(Instructions to follow) Pick out every line in the data below that holds "Meaning".

^^^^^^^^^^^^^^^^

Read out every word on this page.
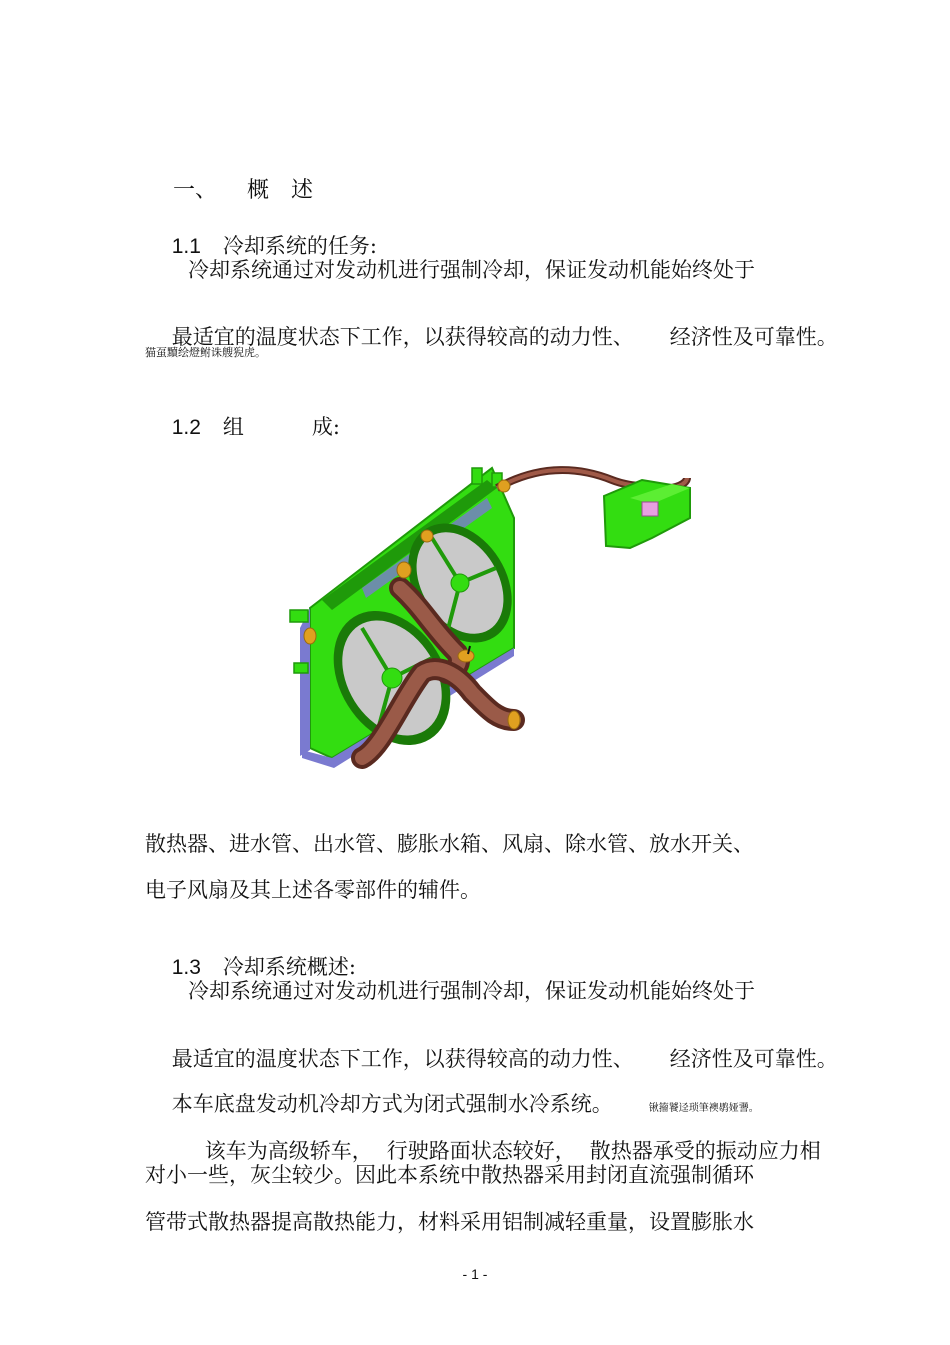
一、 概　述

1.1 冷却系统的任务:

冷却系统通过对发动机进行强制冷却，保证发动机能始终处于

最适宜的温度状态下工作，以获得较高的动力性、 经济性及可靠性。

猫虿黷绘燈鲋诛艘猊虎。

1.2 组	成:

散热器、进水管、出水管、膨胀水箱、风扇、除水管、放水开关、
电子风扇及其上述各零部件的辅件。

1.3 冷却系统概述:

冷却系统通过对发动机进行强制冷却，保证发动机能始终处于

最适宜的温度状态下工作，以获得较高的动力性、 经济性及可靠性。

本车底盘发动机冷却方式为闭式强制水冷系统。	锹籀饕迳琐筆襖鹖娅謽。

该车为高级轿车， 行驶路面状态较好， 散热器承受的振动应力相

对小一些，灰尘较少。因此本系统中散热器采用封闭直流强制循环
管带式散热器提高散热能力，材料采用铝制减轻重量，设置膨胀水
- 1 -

^^^^^^^^^^^^^^^^

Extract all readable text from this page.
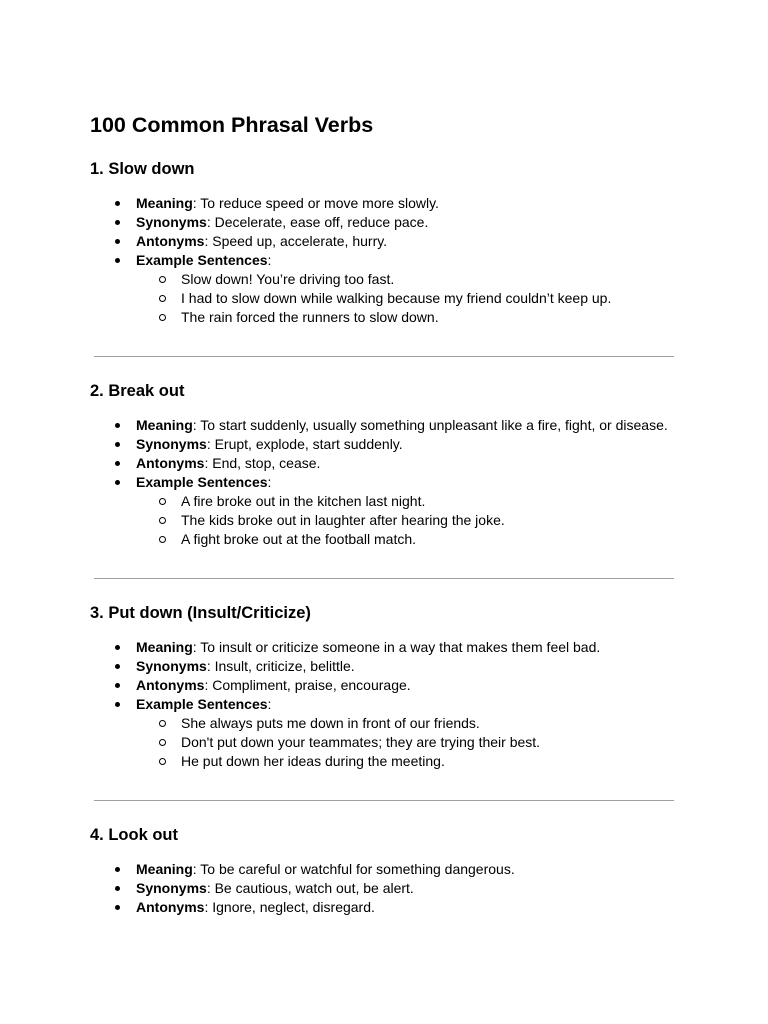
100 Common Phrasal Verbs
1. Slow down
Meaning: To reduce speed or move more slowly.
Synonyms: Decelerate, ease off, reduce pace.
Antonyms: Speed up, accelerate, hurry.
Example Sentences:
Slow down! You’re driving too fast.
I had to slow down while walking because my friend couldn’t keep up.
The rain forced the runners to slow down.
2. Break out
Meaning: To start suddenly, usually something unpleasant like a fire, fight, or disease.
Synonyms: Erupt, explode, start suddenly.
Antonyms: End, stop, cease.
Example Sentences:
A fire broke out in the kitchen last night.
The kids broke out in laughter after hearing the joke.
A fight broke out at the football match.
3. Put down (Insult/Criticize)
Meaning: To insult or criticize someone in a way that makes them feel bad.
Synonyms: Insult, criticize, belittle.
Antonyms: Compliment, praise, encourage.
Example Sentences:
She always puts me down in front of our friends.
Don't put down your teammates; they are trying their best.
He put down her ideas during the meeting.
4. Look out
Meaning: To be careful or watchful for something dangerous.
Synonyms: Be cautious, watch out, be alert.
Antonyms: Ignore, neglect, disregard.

^^^^^^^^^^^^^^^^

(Answer to the task)
Meaning: To reduce speed or move more slowly.
Meaning: To start suddenly, usually something unpleasant like a fire, fight, or disease.
Meaning: To insult or criticize someone in a way that makes them feel bad.
Meaning: To be careful or watchful for something dangerous.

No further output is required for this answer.